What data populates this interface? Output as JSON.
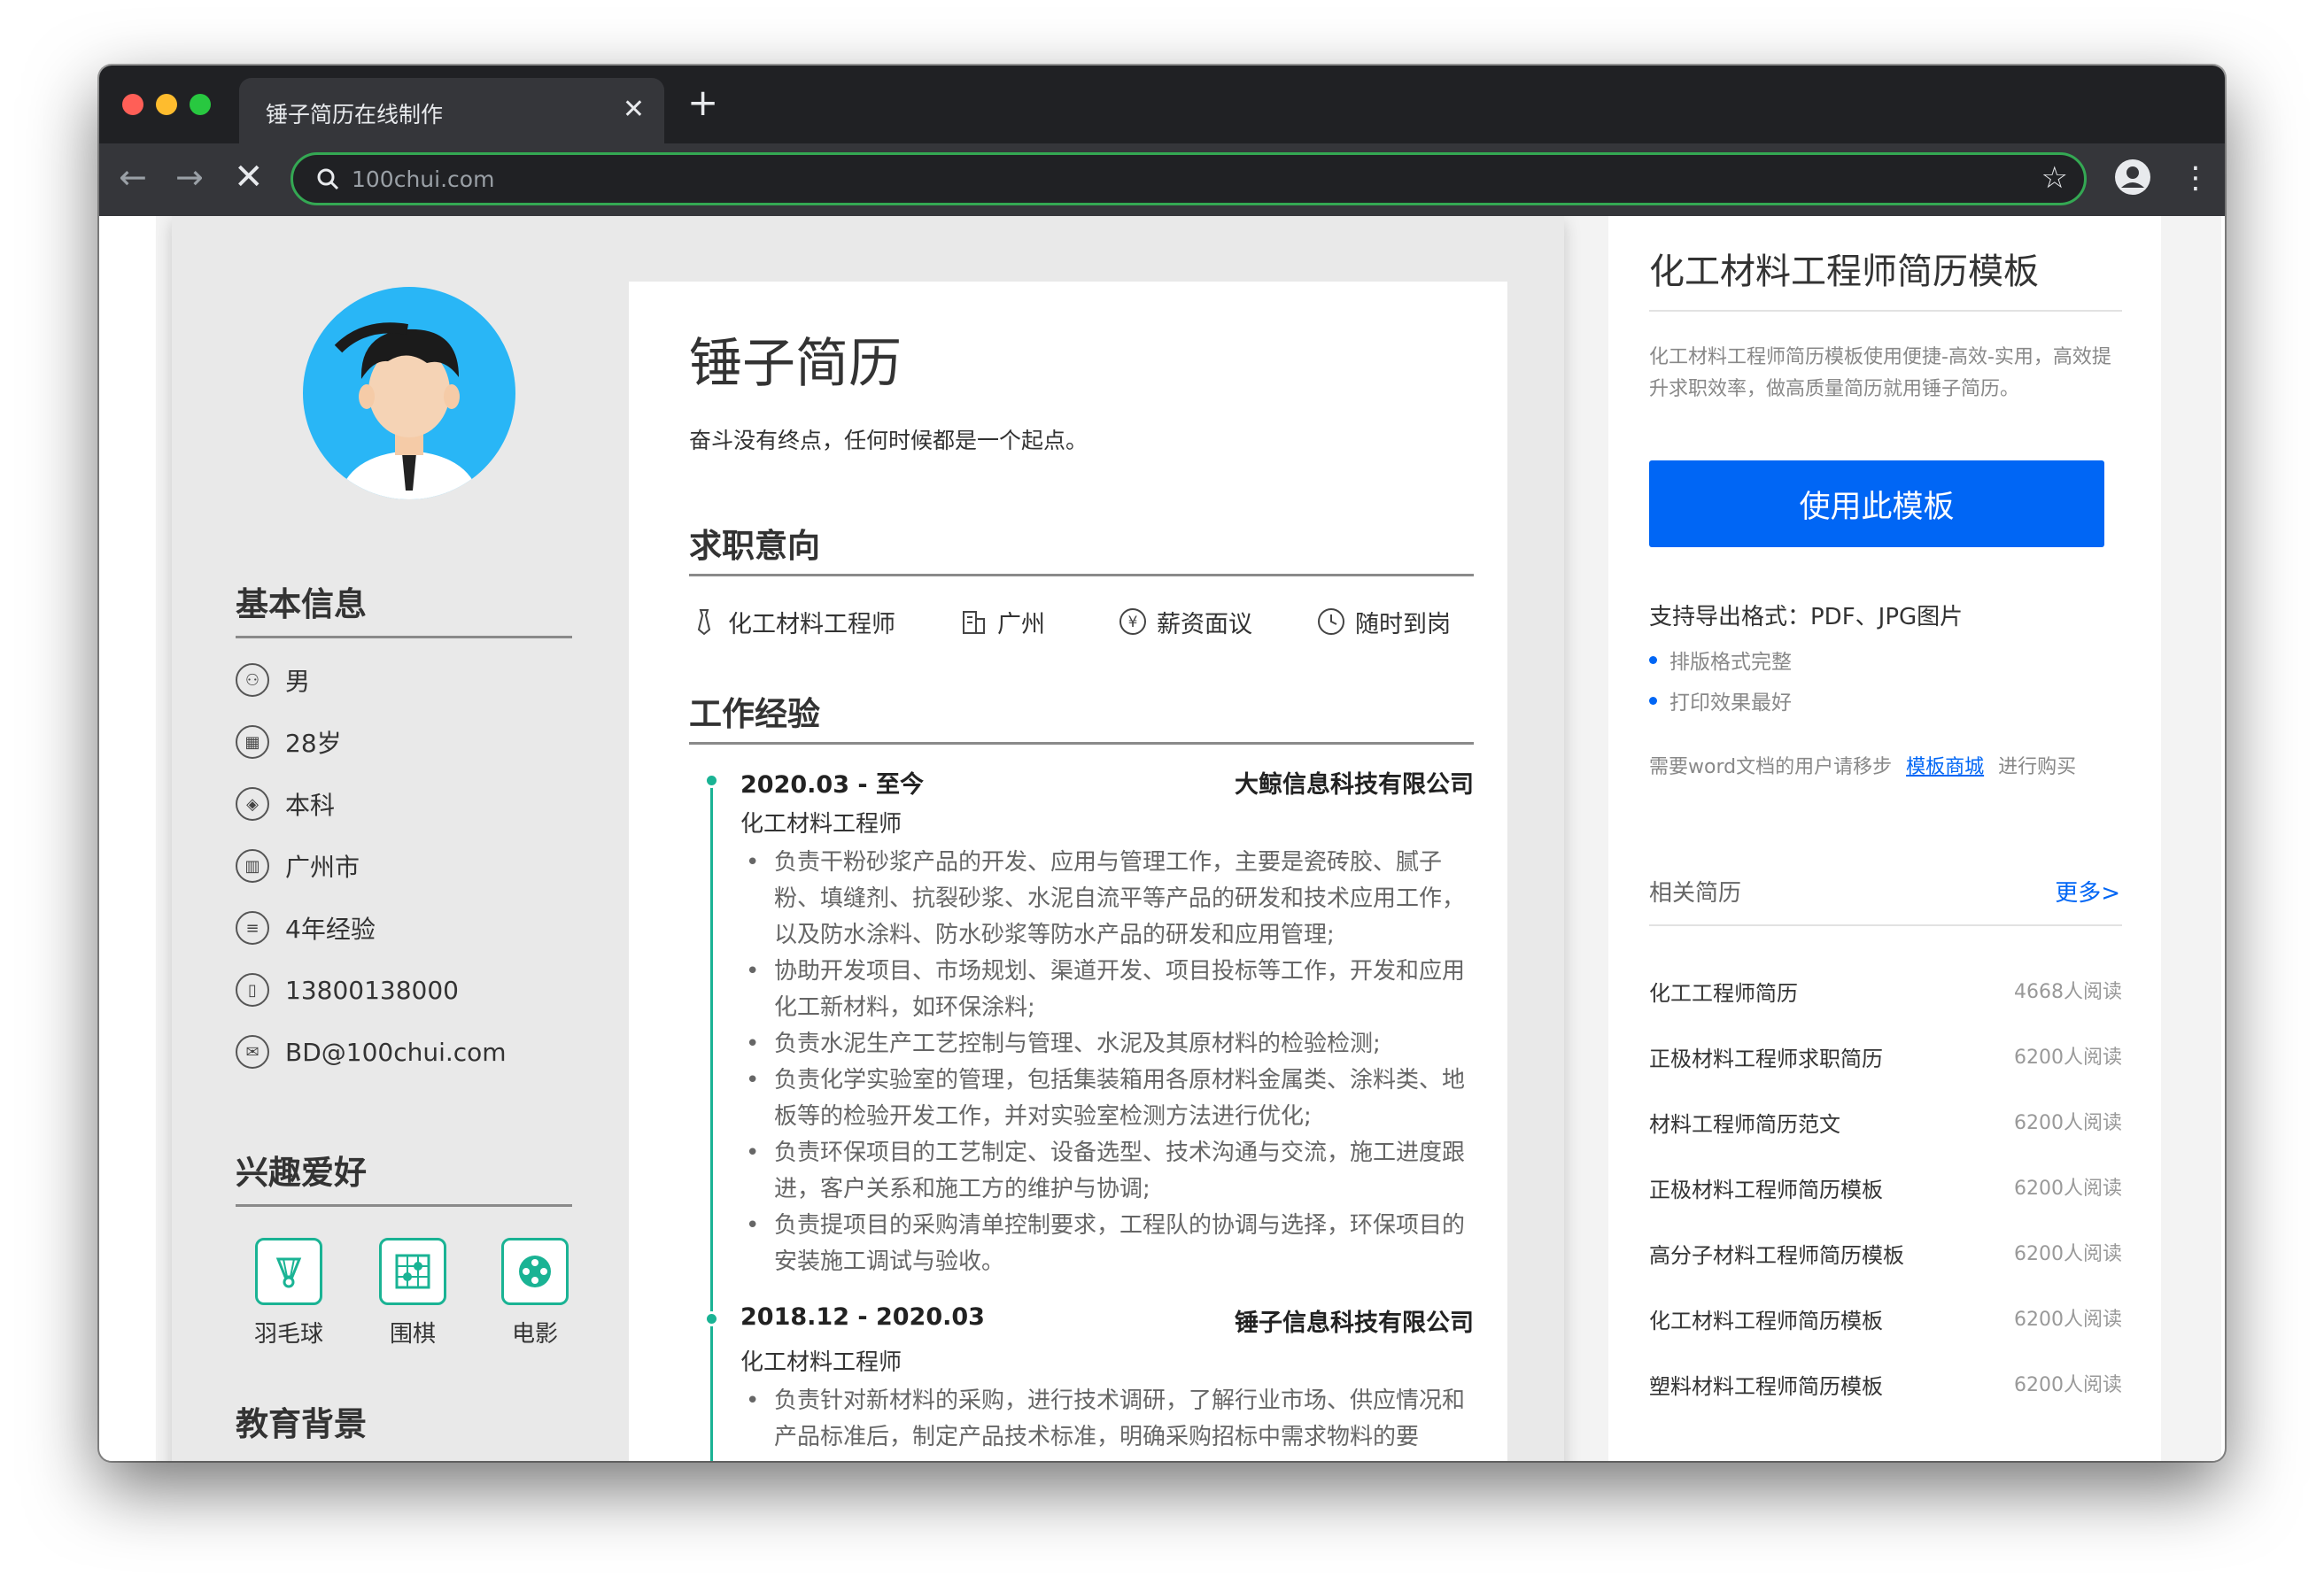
{
  "browser": {
    "tab_title": "锤子简历在线制作",
    "url": "100chui.com",
    "new_tab": "+",
    "close_tab": "✕"
  },
  "resume": {
    "left": {
      "basic_title": "基本信息",
      "basic_items": [
        {
          "icon": "gender-icon",
          "text": "男"
        },
        {
          "icon": "calendar-icon",
          "text": "28岁"
        },
        {
          "icon": "graduation-icon",
          "text": "本科"
        },
        {
          "icon": "building-icon",
          "text": "广州市"
        },
        {
          "icon": "document-icon",
          "text": "4年经验"
        },
        {
          "icon": "phone-icon",
          "text": "13800138000"
        },
        {
          "icon": "mail-icon",
          "text": "BD@100chui.com"
        }
      ],
      "hobby_title": "兴趣爱好",
      "hobbies": [
        {
          "icon": "badminton-icon",
          "label": "羽毛球"
        },
        {
          "icon": "go-board-icon",
          "label": "围棋"
        },
        {
          "icon": "film-reel-icon",
          "label": "电影"
        }
      ],
      "edu_title": "教育背景"
    },
    "right": {
      "name": "锤子简历",
      "motto": "奋斗没有终点，任何时候都是一个起点。",
      "intent_title": "求职意向",
      "intent": [
        {
          "icon": "tie-icon",
          "text": "化工材料工程师"
        },
        {
          "icon": "building-icon",
          "text": "广州"
        },
        {
          "icon": "yen-icon",
          "text": "薪资面议"
        },
        {
          "icon": "clock-icon",
          "text": "随时到岗"
        }
      ],
      "work_title": "工作经验",
      "jobs": [
        {
          "date": "2020.03 - 至今",
          "company": "大鲸信息科技有限公司",
          "title": "化工材料工程师",
          "duties": [
            "负责干粉砂浆产品的开发、应用与管理工作，主要是瓷砖胶、腻子粉、填缝剂、抗裂砂浆、水泥自流平等产品的研发和技术应用工作，以及防水涂料、防水砂浆等防水产品的研发和应用管理;",
            "协助开发项目、市场规划、渠道开发、项目投标等工作，开发和应用化工新材料，如环保涂料;",
            "负责水泥生产工艺控制与管理、水泥及其原材料的检验检测;",
            "负责化学实验室的管理，包括集装箱用各原材料金属类、涂料类、地板等的检验开发工作，并对实验室检测方法进行优化;",
            "负责环保项目的工艺制定、设备选型、技术沟通与交流，施工进度跟进，客户关系和施工方的维护与协调;",
            "负责提项目的采购清单控制要求，工程队的协调与选择，环保项目的安装施工调试与验收。"
          ]
        },
        {
          "date": "2018.12 - 2020.03",
          "company": "锤子信息科技有限公司",
          "title": "化工材料工程师",
          "duties": [
            "负责针对新材料的采购，进行技术调研，了解行业市场、供应情况和产品标准后，制定产品技术标准，明确采购招标中需求物料的要"
          ]
        }
      ]
    }
  },
  "sidebar": {
    "title": "化工材料工程师简历模板",
    "description": "化工材料工程师简历模板使用便捷-高效-实用，高效提升求职效率，做高质量简历就用锤子简历。",
    "use_button": "使用此模板",
    "formats": "支持导出格式：PDF、JPG图片",
    "bullets": [
      "排版格式完整",
      "打印效果最好"
    ],
    "note_before": "需要word文档的用户请移步",
    "note_link": "模板商城",
    "note_after": "进行购买",
    "related_title": "相关简历",
    "more": "更多>",
    "related": [
      {
        "name": "化工工程师简历",
        "reads": "4668人阅读"
      },
      {
        "name": "正极材料工程师求职简历",
        "reads": "6200人阅读"
      },
      {
        "name": "材料工程师简历范文",
        "reads": "6200人阅读"
      },
      {
        "name": "正极材料工程师简历模板",
        "reads": "6200人阅读"
      },
      {
        "name": "高分子材料工程师简历模板",
        "reads": "6200人阅读"
      },
      {
        "name": "化工材料工程师简历模板",
        "reads": "6200人阅读"
      },
      {
        "name": "塑料材料工程师简历模板",
        "reads": "6200人阅读"
      }
    ]
  },
  "colors": {
    "accent": "#1ab394",
    "brand_blue": "#0066f5",
    "avatar_bg": "#29b6f6"
  }
}
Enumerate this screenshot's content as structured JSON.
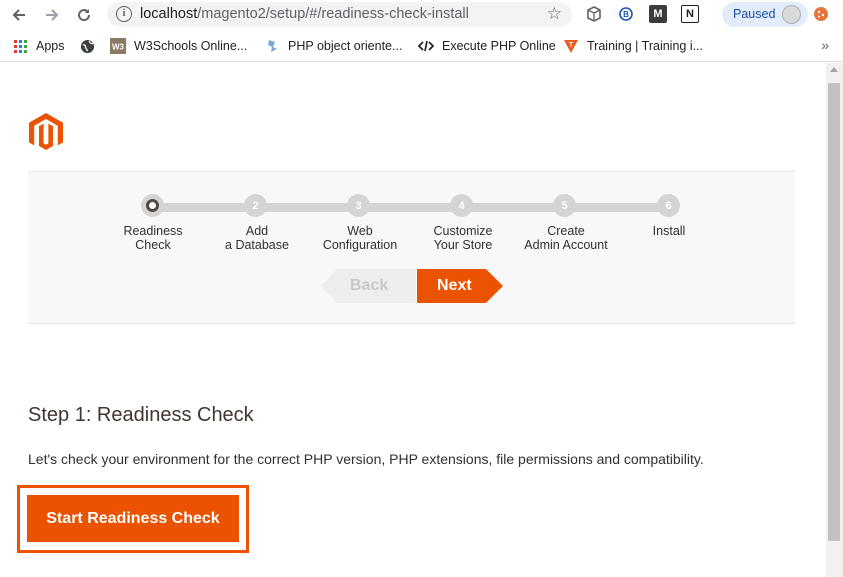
{
  "browser": {
    "url_host": "localhost",
    "url_path": "/magento2/setup/#/readiness-check-install",
    "profile_status": "Paused",
    "bookmarks": [
      {
        "label": "Apps",
        "icon": "apps-grid-icon"
      },
      {
        "label": "",
        "icon": "globe-icon"
      },
      {
        "label": "W3Schools Online...",
        "icon": "w3schools-icon"
      },
      {
        "label": "PHP object oriente...",
        "icon": "php-icon"
      },
      {
        "label": "Execute PHP Online",
        "icon": "code-icon"
      },
      {
        "label": "Training | Training i...",
        "icon": "training-icon"
      }
    ],
    "more_label": "»"
  },
  "wizard": {
    "steps": [
      {
        "number": "1",
        "label_line1": "Readiness",
        "label_line2": "Check",
        "active": true
      },
      {
        "number": "2",
        "label_line1": "Add",
        "label_line2": "a Database",
        "active": false
      },
      {
        "number": "3",
        "label_line1": "Web",
        "label_line2": "Configuration",
        "active": false
      },
      {
        "number": "4",
        "label_line1": "Customize",
        "label_line2": "Your Store",
        "active": false
      },
      {
        "number": "5",
        "label_line1": "Create",
        "label_line2": "Admin Account",
        "active": false
      },
      {
        "number": "6",
        "label_line1": "Install",
        "label_line2": "",
        "active": false
      }
    ],
    "back_label": "Back",
    "next_label": "Next"
  },
  "content": {
    "heading": "Step 1: Readiness Check",
    "description": "Let's check your environment for the correct PHP version, PHP extensions, file permissions and compatibility.",
    "start_button": "Start Readiness Check"
  },
  "colors": {
    "accent": "#eb5202",
    "rail": "#d4d4d4",
    "wizard_bg": "#f8f8f8"
  }
}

○ ○ ○ ○ ○

Reproduce the whole listing above word for word, but not its pictures.

• [FULL RESPONSE]:
What data populates this interface? Output as JSON.
{
  "browser": {
    "tab_title": "锤子简历在线制作",
    "url": "100chui.com",
    "new_tab": "+",
    "close_tab": "✕"
  },
  "resume": {
    "left": {
      "basic_title": "基本信息",
      "basic_items": [
        {
          "icon": "gender-icon",
          "text": "男"
        },
        {
          "icon": "calendar-icon",
          "text": "28岁"
        },
        {
          "icon": "graduation-icon",
          "text": "本科"
        },
        {
          "icon": "building-icon",
          "text": "广州市"
        },
        {
          "icon": "document-icon",
          "text": "4年经验"
        },
        {
          "icon": "phone-icon",
          "text": "13800138000"
        },
        {
          "icon": "mail-icon",
          "text": "BD@100chui.com"
        }
      ],
      "hobby_title": "兴趣爱好",
      "hobbies": [
        {
          "icon": "badminton-icon",
          "label": "羽毛球"
        },
        {
          "icon": "go-board-icon",
          "label": "围棋"
        },
        {
          "icon": "film-reel-icon",
          "label": "电影"
        }
      ],
      "edu_title": "教育背景"
    },
    "right": {
      "name": "锤子简历",
      "motto": "奋斗没有终点，任何时候都是一个起点。",
      "intent_title": "求职意向",
      "intent": [
        {
          "icon": "tie-icon",
          "text": "化工材料工程师"
        },
        {
          "icon": "building-icon",
          "text": "广州"
        },
        {
          "icon": "yen-icon",
          "text": "薪资面议"
        },
        {
          "icon": "clock-icon",
          "text": "随时到岗"
        }
      ],
      "work_title": "工作经验",
      "jobs": [
        {
          "date": "2020.03 - 至今",
          "company": "大鲸信息科技有限公司",
          "title": "化工材料工程师",
          "duties": [
            "负责干粉砂浆产品的开发、应用与管理工作，主要是瓷砖胶、腻子粉、填缝剂、抗裂砂浆、水泥自流平等产品的研发和技术应用工作，以及防水涂料、防水砂浆等防水产品的研发和应用管理;",
            "协助开发项目、市场规划、渠道开发、项目投标等工作，开发和应用化工新材料，如环保涂料;",
            "负责水泥生产工艺控制与管理、水泥及其原材料的检验检测;",
            "负责化学实验室的管理，包括集装箱用各原材料金属类、涂料类、地板等的检验开发工作，并对实验室检测方法进行优化;",
            "负责环保项目的工艺制定、设备选型、技术沟通与交流，施工进度跟进，客户关系和施工方的维护与协调;",
            "负责提项目的采购清单控制要求，工程队的协调与选择，环保项目的安装施工调试与验收。"
          ]
        },
        {
          "date": "2018.12 - 2020.03",
          "company": "锤子信息科技有限公司",
          "title": "化工材料工程师",
          "duties": [
            "负责针对新材料的采购，进行技术调研，了解行业市场、供应情况和产品标准后，制定产品技术标准，明确采购招标中需求物料的要"
          ]
        }
      ]
    }
  },
  "sidebar": {
    "title": "化工材料工程师简历模板",
    "description": "化工材料工程师简历模板使用便捷-高效-实用，高效提升求职效率，做高质量简历就用锤子简历。",
    "use_button": "使用此模板",
    "formats": "支持导出格式：PDF、JPG图片",
    "bullets": [
      "排版格式完整",
      "打印效果最好"
    ],
    "note_before": "需要word文档的用户请移步",
    "note_link": "模板商城",
    "note_after": "进行购买",
    "related_title": "相关简历",
    "more": "更多>",
    "related": [
      {
        "name": "化工工程师简历",
        "reads": "4668人阅读"
      },
      {
        "name": "正极材料工程师求职简历",
        "reads": "6200人阅读"
      },
      {
        "name": "材料工程师简历范文",
        "reads": "6200人阅读"
      },
      {
        "name": "正极材料工程师简历模板",
        "reads": "6200人阅读"
      },
      {
        "name": "高分子材料工程师简历模板",
        "reads": "6200人阅读"
      },
      {
        "name": "化工材料工程师简历模板",
        "reads": "6200人阅读"
      },
      {
        "name": "塑料材料工程师简历模板",
        "reads": "6200人阅读"
      }
    ]
  },
  "colors": {
    "accent": "#1ab394",
    "brand_blue": "#0066f5",
    "avatar_bg": "#29b6f6"
  }
}
Enumerate this screenshot's content as structured JSON.
{
  "browser": {
    "url_host": "localhost",
    "url_path": "/magento2/setup/#/readiness-check-install",
    "profile_status": "Paused",
    "bookmarks": [
      {
        "label": "Apps",
        "icon": "apps-grid-icon"
      },
      {
        "label": "",
        "icon": "globe-icon"
      },
      {
        "label": "W3Schools Online...",
        "icon": "w3schools-icon"
      },
      {
        "label": "PHP object oriente...",
        "icon": "php-icon"
      },
      {
        "label": "Execute PHP Online",
        "icon": "code-icon"
      },
      {
        "label": "Training | Training i...",
        "icon": "training-icon"
      }
    ],
    "more_label": "»"
  },
  "wizard": {
    "steps": [
      {
        "number": "1",
        "label_line1": "Readiness",
        "label_line2": "Check",
        "active": true
      },
      {
        "number": "2",
        "label_line1": "Add",
        "label_line2": "a Database",
        "active": false
      },
      {
        "number": "3",
        "label_line1": "Web",
        "label_line2": "Configuration",
        "active": false
      },
      {
        "number": "4",
        "label_line1": "Customize",
        "label_line2": "Your Store",
        "active": false
      },
      {
        "number": "5",
        "label_line1": "Create",
        "label_line2": "Admin Account",
        "active": false
      },
      {
        "number": "6",
        "label_line1": "Install",
        "label_line2": "",
        "active": false
      }
    ],
    "back_label": "Back",
    "next_label": "Next"
  },
  "content": {
    "heading": "Step 1: Readiness Check",
    "description": "Let's check your environment for the correct PHP version, PHP extensions, file permissions and compatibility.",
    "start_button": "Start Readiness Check"
  },
  "colors": {
    "accent": "#eb5202",
    "rail": "#d4d4d4",
    "wizard_bg": "#f8f8f8"
  }
}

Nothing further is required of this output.